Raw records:
━━━━━━━━━━━━━━━━━━━━━━━━━━━━━━
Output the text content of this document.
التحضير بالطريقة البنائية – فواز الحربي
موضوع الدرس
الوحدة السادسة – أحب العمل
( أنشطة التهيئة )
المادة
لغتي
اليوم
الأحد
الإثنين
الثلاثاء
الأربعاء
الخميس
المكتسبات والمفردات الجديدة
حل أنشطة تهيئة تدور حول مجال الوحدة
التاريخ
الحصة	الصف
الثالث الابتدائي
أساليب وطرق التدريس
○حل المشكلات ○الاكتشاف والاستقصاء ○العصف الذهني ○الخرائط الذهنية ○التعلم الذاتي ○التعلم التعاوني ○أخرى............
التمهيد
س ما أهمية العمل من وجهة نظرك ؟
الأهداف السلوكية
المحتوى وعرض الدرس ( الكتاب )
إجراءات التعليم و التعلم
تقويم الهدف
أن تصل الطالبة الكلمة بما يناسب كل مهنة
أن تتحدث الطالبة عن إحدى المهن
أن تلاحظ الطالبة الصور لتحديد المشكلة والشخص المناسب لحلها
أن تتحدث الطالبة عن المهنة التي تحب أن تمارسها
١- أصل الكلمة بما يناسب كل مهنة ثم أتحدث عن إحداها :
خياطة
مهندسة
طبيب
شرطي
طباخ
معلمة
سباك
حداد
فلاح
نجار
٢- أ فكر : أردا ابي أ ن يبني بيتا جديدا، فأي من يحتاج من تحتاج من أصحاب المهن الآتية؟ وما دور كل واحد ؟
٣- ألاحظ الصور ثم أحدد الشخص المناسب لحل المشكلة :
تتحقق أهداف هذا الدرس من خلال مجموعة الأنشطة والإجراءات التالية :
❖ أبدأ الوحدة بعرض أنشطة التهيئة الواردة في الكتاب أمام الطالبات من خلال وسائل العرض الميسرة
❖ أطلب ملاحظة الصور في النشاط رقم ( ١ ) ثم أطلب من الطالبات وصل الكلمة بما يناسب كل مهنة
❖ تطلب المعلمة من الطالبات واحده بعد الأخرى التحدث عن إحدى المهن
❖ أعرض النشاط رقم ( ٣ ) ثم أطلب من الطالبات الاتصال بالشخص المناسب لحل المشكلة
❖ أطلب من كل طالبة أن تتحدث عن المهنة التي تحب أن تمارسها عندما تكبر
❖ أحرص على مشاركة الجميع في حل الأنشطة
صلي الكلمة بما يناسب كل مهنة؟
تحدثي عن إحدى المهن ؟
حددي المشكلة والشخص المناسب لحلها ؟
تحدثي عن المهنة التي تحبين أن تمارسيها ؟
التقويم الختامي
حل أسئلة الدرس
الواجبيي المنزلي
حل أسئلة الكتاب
━━━━━━━━━━━━━━━━━━━━━━━━━━━━━━
Return only the number of lines in the preceding records that contain the string "تحدثي".

- _Exercise output_
2